> [EXTRACT]
Lambda Environment Variables

field name	type	default	description
CMR_ENVIRONMENT	string	(required)	CMR envionment which this lambda is connected to: ex. SNDBOX, SIT, UAT, OPS
stackName	string	(required)	The prefix of lambda
CUMULUS_MESSAGE_ADAPTER_DIR	string	(required)	set to "/opt"
region	string	(required)	AWS region where forge lambda is running upon. Ex. us-west-2
LAUNCHPAD_CRYPTO_DIR	string	(required)	directory where certificate file is located under system bucket.
LAUNCHPAD_TOKEN_BUCKET	string	(required)	Bucket name where launchpad token is stored
LAUNCHPAD_TOKEN_FILE	string	(required)	directory path and full file name of token file under LAUNCHPAD_TOKEN_BUCKET
CMR_URL	string	(required)	CMR API Base URL
layers	list(string)	(required)	list of layers' arn where forge runs upon.
INTERNAL_BUCKET	list(string)	(required)	The bucket name where .cmr.json file will be stored
DIR	list(string)	(required)	Base dir of .cmr.json file. generated ummg file will be stored at s3://INTERNAL_BUCKET/CMR_DIR/collectionName/granuleId.cmr.json

MetadataAggregator lambda environment configuration example

CMR_ENVIRONMENT             = var.cmr_environment
stackName                   = var.prefix
CUMULUS_MESSAGE_ADAPTER_DIR = "/opt/"
region                      = var.region
LAUNCHPAD_CRYPTO_DIR        = "${var.prefix}/crypto"
LAUNCHPAD_TOKEN_BUCKET      = var.system_bucket
LAUNCHPAD_TOKEN_FILE        = "${var.prefix}/crypto/token.json"

> [OBJECTIVE] In the Lambda environment variables table, which field names have the type list(string)? The records are taken from a different source than the Lambda environment variables table.

> [PROVIDED INFORMATION]
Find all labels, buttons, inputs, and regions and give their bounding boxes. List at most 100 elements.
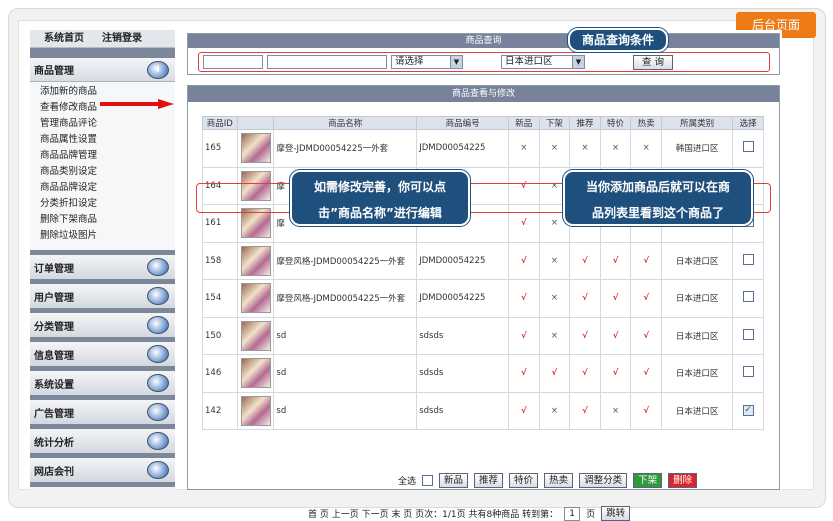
sidebar-category[interactable]: 统计分析 bbox=[30, 429, 175, 453]
product-name-link[interactable]: 摩登风格-JDMD00054225一外套 bbox=[273, 279, 418, 318]
sidebar-category[interactable]: 广告管理 bbox=[30, 400, 175, 424]
sidebar-item[interactable]: 商品类别设定 bbox=[40, 164, 175, 180]
product-name-link[interactable]: sd bbox=[273, 391, 418, 430]
sidebar-category-label: 分类管理 bbox=[34, 321, 74, 333]
product-thumbnail[interactable] bbox=[240, 245, 271, 276]
sidebar-category[interactable]: 用户管理 bbox=[30, 284, 175, 308]
action-button-1[interactable]: 推荐 bbox=[474, 473, 504, 488]
logout-link[interactable]: 注销登录 bbox=[102, 30, 142, 47]
sidebar-item[interactable]: 删除垃圾图片 bbox=[40, 228, 175, 244]
flag-sale[interactable]: × bbox=[599, 129, 632, 168]
flag-sale[interactable]: √ bbox=[599, 316, 632, 355]
flag-off[interactable]: × bbox=[538, 129, 571, 168]
sidebar-item[interactable]: 商品品牌管理 bbox=[40, 148, 175, 164]
flag-rec[interactable]: √ bbox=[569, 279, 601, 318]
flag-off[interactable]: × bbox=[538, 316, 571, 355]
row-checkbox[interactable]: ✓ bbox=[742, 405, 754, 417]
product-thumbnail[interactable] bbox=[240, 358, 271, 389]
select-cell bbox=[732, 279, 764, 318]
home-link[interactable]: 系统首页 bbox=[44, 30, 84, 47]
row-checkbox[interactable] bbox=[742, 253, 754, 265]
sidebar-item[interactable]: 删除下架商品 bbox=[40, 212, 175, 228]
row-checkbox[interactable] bbox=[742, 141, 754, 153]
flag-hot[interactable]: √ bbox=[630, 241, 662, 280]
column-header: 推荐 bbox=[569, 116, 601, 130]
column-header: 特价 bbox=[599, 116, 632, 130]
product-thumbnail[interactable] bbox=[240, 320, 271, 351]
sidebar-category[interactable]: 信息管理 bbox=[30, 342, 175, 366]
region-select[interactable]: 日本进口区 ▼ bbox=[501, 55, 585, 69]
flag-hot[interactable]: √ bbox=[630, 316, 662, 355]
flag-new[interactable]: √ bbox=[507, 391, 540, 430]
flag-rec[interactable]: √ bbox=[569, 391, 601, 430]
sidebar-category[interactable]: 系统设置 bbox=[30, 371, 175, 395]
action-button-5[interactable]: 下架 bbox=[633, 473, 663, 488]
sidebar-item[interactable]: 管理商品评论 bbox=[40, 116, 175, 132]
product-thumbnail[interactable] bbox=[240, 395, 271, 426]
flag-off[interactable]: √ bbox=[538, 354, 571, 393]
name-input[interactable] bbox=[267, 55, 387, 69]
flag-new[interactable]: √ bbox=[507, 316, 540, 355]
product-name-link[interactable]: sd bbox=[273, 316, 418, 355]
column-header: 热卖 bbox=[630, 116, 662, 130]
action-button-6[interactable]: 删除 bbox=[668, 473, 698, 488]
column-header: 商品ID bbox=[202, 116, 238, 130]
action-button-4[interactable]: 调整分类 bbox=[579, 473, 628, 488]
page-input[interactable]: 1 bbox=[564, 506, 581, 521]
product-thumbnail[interactable] bbox=[240, 133, 271, 164]
product-name-link[interactable]: 摩登-JDMD00054225一外套 bbox=[273, 129, 418, 168]
thumbnail-cell bbox=[236, 279, 275, 318]
flag-sale[interactable]: √ bbox=[599, 354, 632, 393]
flag-new[interactable]: × bbox=[507, 129, 540, 168]
thumbnail-cell bbox=[236, 316, 275, 355]
product-id: 165 bbox=[202, 129, 238, 168]
row-checkbox[interactable] bbox=[742, 291, 754, 303]
category-select[interactable]: 请选择 ▼ bbox=[391, 55, 463, 69]
table-row: 165 摩登-JDMD00054225一外套 JDMD00054225 × × × × × 韩国… bbox=[202, 129, 764, 168]
sidebar-item[interactable]: 商品属性设置 bbox=[40, 132, 175, 148]
flag-rec[interactable]: √ bbox=[569, 316, 601, 355]
row-checkbox[interactable] bbox=[742, 328, 754, 340]
flag-hot[interactable]: × bbox=[630, 129, 662, 168]
flag-off[interactable]: × bbox=[538, 391, 571, 430]
flag-hot[interactable]: √ bbox=[630, 279, 662, 318]
sidebar-category[interactable]: 订单管理 bbox=[30, 255, 175, 279]
action-button-3[interactable]: 热卖 bbox=[544, 473, 574, 488]
category-icon bbox=[147, 316, 169, 334]
flag-off[interactable]: × bbox=[538, 241, 571, 280]
product-name-link[interactable]: sd bbox=[273, 354, 418, 393]
query-button[interactable]: 查 询 bbox=[633, 54, 673, 70]
group-header[interactable]: 商品管理 i bbox=[30, 58, 175, 82]
select-cell: ✓ bbox=[732, 391, 764, 430]
sidebar-category[interactable]: 网店会刊 bbox=[30, 458, 175, 482]
flag-hot[interactable]: √ bbox=[630, 354, 662, 393]
list-tooltip-line2: 品列表里看到这个商品了 bbox=[591, 206, 724, 220]
flag-hot[interactable]: √ bbox=[630, 391, 662, 430]
flag-rec[interactable]: × bbox=[569, 129, 601, 168]
flag-sale[interactable]: √ bbox=[599, 241, 632, 280]
spacer bbox=[467, 55, 497, 69]
product-table: 商品ID 商品名称 商品编号 新品 下架 推荐 特价 热卖 所属类别 选择 165 摩登-JDMD0… bbox=[202, 116, 764, 430]
flag-rec[interactable]: √ bbox=[569, 354, 601, 393]
sidebar-category[interactable]: 分类管理 bbox=[30, 313, 175, 337]
flag-sale[interactable]: √ bbox=[599, 279, 632, 318]
flag-rec[interactable]: √ bbox=[569, 241, 601, 280]
product-name-link[interactable]: 摩登风格-JDMD00054225一外套 bbox=[273, 241, 418, 280]
product-thumbnail[interactable] bbox=[240, 283, 271, 314]
flag-sale[interactable]: × bbox=[599, 391, 632, 430]
action-button-0[interactable]: 新品 bbox=[439, 473, 469, 488]
row-checkbox[interactable] bbox=[742, 366, 754, 378]
keyword-input[interactable] bbox=[203, 55, 263, 69]
sidebar-item[interactable]: 商品品牌设定 bbox=[40, 180, 175, 196]
flag-new[interactable]: √ bbox=[507, 279, 540, 318]
select-all-checkbox[interactable] bbox=[422, 475, 434, 486]
flag-new[interactable]: √ bbox=[507, 354, 540, 393]
product-id: 158 bbox=[202, 241, 238, 280]
flag-off[interactable]: × bbox=[538, 279, 571, 318]
go-button[interactable]: 跳转 bbox=[601, 506, 631, 521]
action-button-2[interactable]: 特价 bbox=[509, 473, 539, 488]
flag-new[interactable]: √ bbox=[507, 241, 540, 280]
sidebar-category[interactable]: 链接管理 bbox=[30, 487, 175, 490]
sidebar-item[interactable]: 分类折扣设定 bbox=[40, 196, 175, 212]
sidebar-item[interactable]: 添加新的商品 bbox=[40, 84, 175, 100]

> [EXERCISE SOLUTION] layers, INTERNAL_BUCKET, DIR